Given instruction: Check each line below for the word "bookmarks", and copy those that have it.

=-=-=

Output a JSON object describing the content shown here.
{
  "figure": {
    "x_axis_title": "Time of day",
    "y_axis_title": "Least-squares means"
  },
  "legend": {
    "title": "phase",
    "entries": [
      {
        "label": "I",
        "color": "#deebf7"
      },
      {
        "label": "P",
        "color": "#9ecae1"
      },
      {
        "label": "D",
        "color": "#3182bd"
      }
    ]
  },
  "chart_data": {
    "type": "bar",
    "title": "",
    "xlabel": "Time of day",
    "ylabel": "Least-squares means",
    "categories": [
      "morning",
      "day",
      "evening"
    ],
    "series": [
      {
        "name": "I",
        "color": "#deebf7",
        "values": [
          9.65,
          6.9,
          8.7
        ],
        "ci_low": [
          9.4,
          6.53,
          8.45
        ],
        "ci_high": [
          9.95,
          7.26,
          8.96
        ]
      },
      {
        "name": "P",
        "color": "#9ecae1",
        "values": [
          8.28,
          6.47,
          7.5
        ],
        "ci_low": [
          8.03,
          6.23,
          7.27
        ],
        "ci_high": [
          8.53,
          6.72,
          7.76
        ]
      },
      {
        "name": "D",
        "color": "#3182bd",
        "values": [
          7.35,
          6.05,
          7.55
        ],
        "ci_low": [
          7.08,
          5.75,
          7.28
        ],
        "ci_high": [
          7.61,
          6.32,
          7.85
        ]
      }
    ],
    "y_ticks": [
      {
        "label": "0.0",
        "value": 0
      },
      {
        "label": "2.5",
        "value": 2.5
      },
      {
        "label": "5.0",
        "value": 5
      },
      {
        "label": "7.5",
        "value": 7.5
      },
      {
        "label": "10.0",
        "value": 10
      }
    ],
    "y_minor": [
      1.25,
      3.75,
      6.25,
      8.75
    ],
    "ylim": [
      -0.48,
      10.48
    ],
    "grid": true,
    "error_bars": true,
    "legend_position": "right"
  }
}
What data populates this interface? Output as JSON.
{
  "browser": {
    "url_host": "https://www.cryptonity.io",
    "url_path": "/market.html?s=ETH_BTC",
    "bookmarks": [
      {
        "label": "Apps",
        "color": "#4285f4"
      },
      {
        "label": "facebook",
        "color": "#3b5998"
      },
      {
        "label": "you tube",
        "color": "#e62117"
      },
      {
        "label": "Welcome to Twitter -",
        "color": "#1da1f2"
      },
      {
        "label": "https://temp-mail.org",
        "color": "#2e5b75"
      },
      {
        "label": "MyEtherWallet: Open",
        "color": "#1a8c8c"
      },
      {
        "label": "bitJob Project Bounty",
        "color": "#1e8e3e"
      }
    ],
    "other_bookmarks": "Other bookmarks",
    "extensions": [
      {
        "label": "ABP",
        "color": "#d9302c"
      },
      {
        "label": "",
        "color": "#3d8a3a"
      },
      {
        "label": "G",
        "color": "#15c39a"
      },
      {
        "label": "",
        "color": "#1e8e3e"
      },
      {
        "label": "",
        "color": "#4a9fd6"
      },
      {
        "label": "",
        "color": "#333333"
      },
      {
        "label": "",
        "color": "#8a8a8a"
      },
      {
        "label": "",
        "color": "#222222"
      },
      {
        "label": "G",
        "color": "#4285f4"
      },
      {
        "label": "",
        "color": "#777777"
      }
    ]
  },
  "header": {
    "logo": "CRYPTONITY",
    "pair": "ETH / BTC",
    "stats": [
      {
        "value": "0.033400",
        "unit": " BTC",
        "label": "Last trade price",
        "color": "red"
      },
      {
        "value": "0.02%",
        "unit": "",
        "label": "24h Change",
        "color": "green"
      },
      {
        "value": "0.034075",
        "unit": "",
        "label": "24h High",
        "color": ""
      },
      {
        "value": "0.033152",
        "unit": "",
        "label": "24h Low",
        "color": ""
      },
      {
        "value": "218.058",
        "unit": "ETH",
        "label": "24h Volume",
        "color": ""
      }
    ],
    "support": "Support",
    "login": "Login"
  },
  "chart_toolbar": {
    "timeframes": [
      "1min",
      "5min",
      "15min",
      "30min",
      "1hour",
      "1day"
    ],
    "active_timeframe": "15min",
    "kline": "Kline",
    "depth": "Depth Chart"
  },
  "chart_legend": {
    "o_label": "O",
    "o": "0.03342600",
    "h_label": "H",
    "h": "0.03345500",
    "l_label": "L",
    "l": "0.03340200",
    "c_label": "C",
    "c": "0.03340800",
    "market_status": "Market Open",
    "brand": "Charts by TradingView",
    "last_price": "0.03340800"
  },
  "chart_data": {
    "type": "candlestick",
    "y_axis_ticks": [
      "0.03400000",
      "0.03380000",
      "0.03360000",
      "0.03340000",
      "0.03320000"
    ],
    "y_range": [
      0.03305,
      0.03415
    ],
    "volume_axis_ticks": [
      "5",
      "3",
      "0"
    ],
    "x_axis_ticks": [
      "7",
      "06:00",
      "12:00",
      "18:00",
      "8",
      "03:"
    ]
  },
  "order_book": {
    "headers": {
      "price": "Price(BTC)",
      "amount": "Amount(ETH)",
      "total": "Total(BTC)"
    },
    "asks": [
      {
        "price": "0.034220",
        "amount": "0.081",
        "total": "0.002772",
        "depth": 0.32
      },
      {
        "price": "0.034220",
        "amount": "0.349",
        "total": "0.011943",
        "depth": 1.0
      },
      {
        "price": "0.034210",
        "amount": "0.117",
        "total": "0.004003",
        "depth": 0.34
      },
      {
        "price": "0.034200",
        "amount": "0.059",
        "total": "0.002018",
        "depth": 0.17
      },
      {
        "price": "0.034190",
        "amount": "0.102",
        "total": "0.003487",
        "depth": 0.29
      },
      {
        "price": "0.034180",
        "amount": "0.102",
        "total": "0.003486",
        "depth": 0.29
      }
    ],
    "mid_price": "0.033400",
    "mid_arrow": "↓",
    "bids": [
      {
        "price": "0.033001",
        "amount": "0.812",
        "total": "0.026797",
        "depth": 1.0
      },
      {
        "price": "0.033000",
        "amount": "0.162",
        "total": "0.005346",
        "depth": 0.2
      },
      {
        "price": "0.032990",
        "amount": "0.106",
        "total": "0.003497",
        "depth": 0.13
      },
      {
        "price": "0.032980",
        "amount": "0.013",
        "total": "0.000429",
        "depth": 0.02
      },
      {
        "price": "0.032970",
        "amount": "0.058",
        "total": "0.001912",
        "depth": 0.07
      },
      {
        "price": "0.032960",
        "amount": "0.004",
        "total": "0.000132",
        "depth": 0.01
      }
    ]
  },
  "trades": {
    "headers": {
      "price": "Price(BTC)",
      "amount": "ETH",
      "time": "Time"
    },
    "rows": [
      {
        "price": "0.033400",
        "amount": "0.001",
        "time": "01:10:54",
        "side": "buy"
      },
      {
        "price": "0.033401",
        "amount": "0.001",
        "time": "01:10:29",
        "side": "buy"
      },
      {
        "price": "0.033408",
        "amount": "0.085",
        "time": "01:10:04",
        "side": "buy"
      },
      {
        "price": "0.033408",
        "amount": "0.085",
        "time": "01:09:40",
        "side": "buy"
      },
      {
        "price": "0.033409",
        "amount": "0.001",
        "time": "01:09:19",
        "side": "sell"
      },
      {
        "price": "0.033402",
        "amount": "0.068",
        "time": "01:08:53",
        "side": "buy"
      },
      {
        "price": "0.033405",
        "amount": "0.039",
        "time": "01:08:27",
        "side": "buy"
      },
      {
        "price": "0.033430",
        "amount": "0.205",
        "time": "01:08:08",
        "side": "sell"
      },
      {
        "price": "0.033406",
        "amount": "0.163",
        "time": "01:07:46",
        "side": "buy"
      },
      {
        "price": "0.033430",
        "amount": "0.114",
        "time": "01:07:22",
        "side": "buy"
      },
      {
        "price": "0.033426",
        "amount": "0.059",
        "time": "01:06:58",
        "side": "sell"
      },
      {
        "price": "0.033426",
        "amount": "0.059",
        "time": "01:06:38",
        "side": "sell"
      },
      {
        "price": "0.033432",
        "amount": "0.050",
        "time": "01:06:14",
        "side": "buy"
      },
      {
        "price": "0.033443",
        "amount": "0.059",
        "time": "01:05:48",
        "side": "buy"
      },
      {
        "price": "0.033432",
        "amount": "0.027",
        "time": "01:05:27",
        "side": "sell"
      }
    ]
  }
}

=-=-=

Result for this exercise:
    "bookmarks": [
    "other_bookmarks": "Other bookmarks",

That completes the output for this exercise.